# Instruction
Exactly reproduce the entries, dropping any pictures from your copy.

------------------------------------------------------------

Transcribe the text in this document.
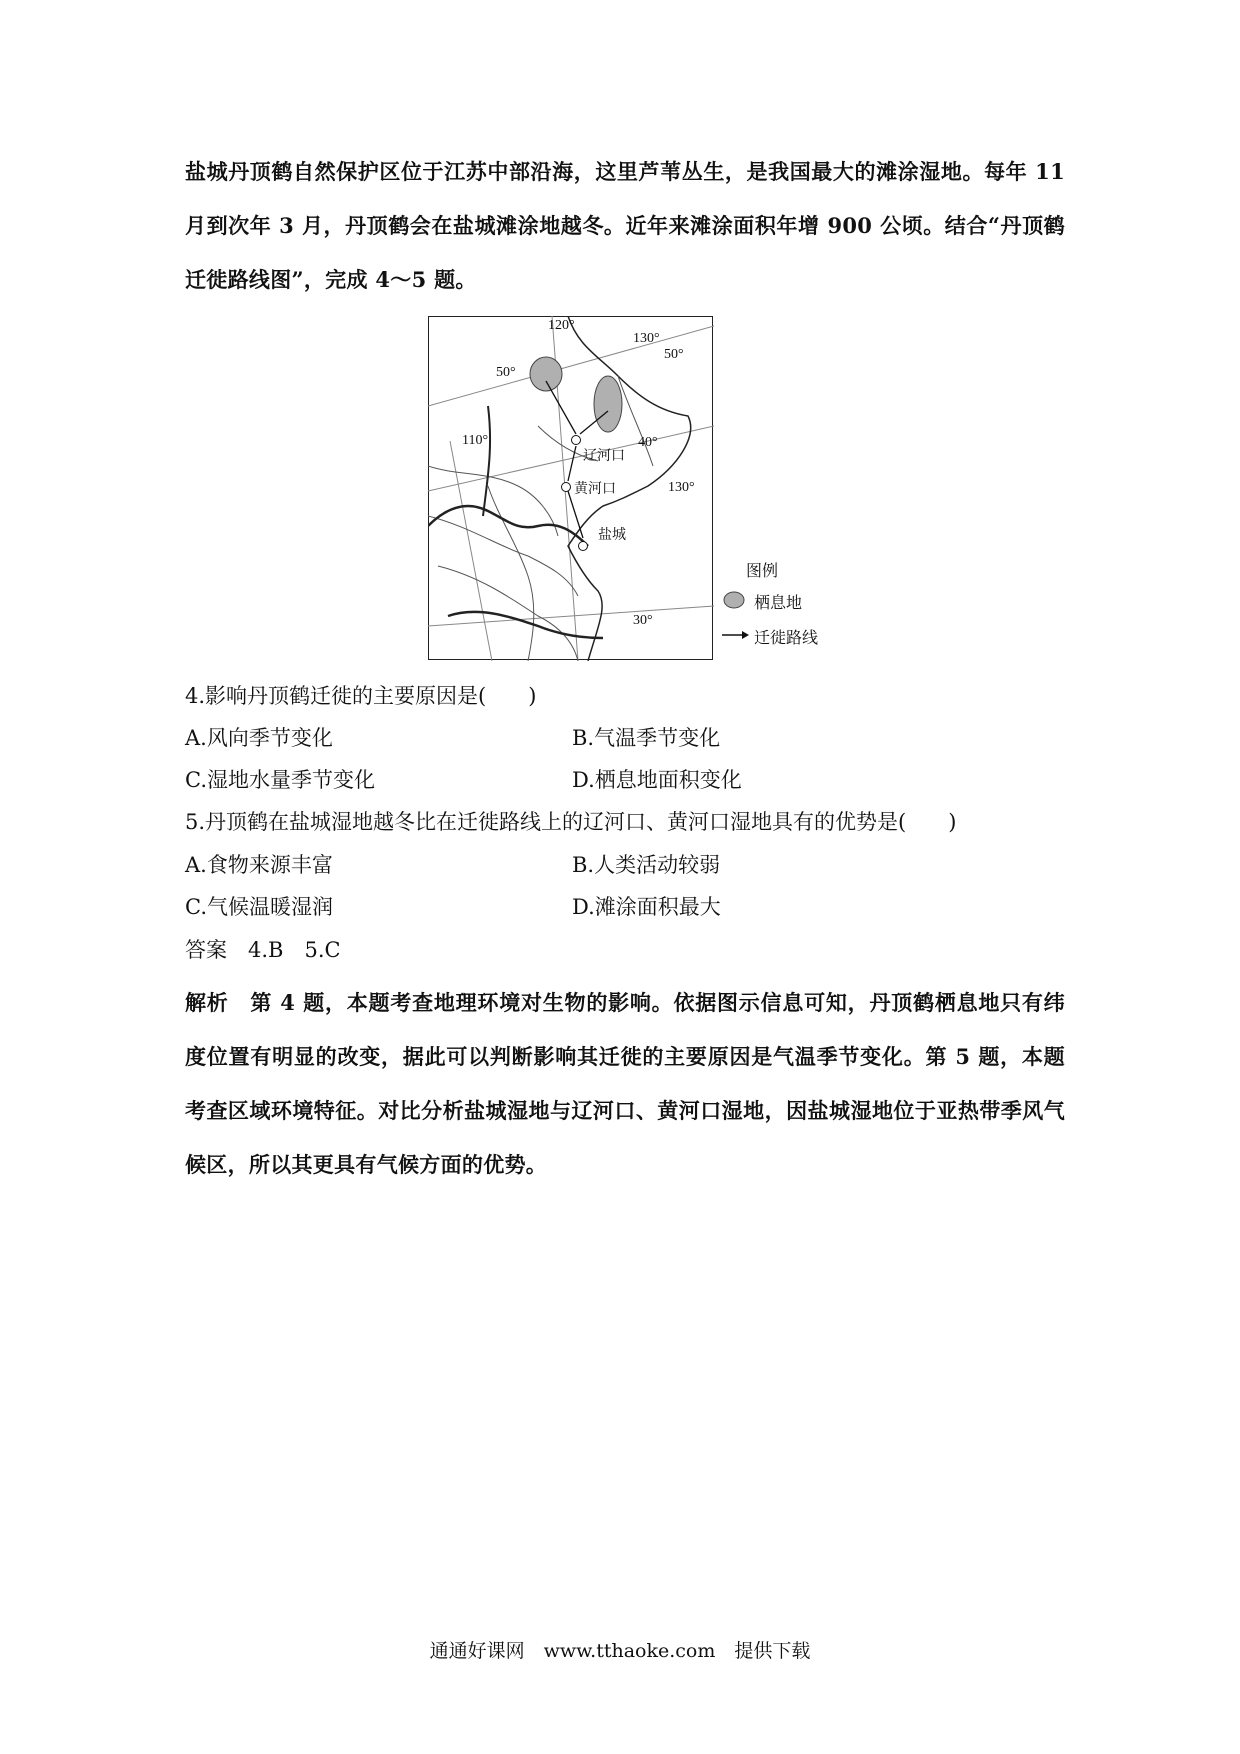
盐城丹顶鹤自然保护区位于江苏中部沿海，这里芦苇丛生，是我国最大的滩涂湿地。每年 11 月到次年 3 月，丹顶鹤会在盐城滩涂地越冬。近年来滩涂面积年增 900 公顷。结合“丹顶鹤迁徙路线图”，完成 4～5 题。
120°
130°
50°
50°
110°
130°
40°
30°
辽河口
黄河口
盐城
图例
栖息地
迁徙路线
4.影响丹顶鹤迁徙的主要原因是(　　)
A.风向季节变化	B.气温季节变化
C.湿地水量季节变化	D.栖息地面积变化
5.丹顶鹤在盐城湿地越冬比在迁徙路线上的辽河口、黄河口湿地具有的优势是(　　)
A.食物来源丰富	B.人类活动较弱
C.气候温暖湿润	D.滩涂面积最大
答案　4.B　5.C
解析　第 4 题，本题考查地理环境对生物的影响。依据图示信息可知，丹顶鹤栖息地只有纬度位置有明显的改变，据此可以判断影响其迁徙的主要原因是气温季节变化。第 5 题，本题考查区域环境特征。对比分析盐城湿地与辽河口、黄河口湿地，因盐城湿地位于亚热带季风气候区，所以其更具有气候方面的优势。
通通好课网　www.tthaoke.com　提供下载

------------------------------------------------------------

# Output of the task
Transcribe the text in this document.
盐城丹顶鹤自然保护区位于江苏中部沿海，这里芦苇丛生，是我国最大的滩涂湿地。每年 11 月到次年 3 月，丹顶鹤会在盐城滩涂地越冬。近年来滩涂面积年增 900 公顷。结合“丹顶鹤迁徙路线图”，完成 4～5 题。
120°
130°
50°
50°
110°
130°
40°
30°
辽河口
黄河口
盐城
图例
栖息地
迁徙路线
4.影响丹顶鹤迁徙的主要原因是(　　)
A.风向季节变化	B.气温季节变化
C.湿地水量季节变化	D.栖息地面积变化
5.丹顶鹤在盐城湿地越冬比在迁徙路线上的辽河口、黄河口湿地具有的优势是(　　)
A.食物来源丰富	B.人类活动较弱
C.气候温暖湿润	D.滩涂面积最大
答案　4.B　5.C
解析　第 4 题，本题考查地理环境对生物的影响。依据图示信息可知，丹顶鹤栖息地只有纬度位置有明显的改变，据此可以判断影响其迁徙的主要原因是气温季节变化。第 5 题，本题考查区域环境特征。对比分析盐城湿地与辽河口、黄河口湿地，因盐城湿地位于亚热带季风气候区，所以其更具有气候方面的优势。
通通好课网　www.tthaoke.com　提供下载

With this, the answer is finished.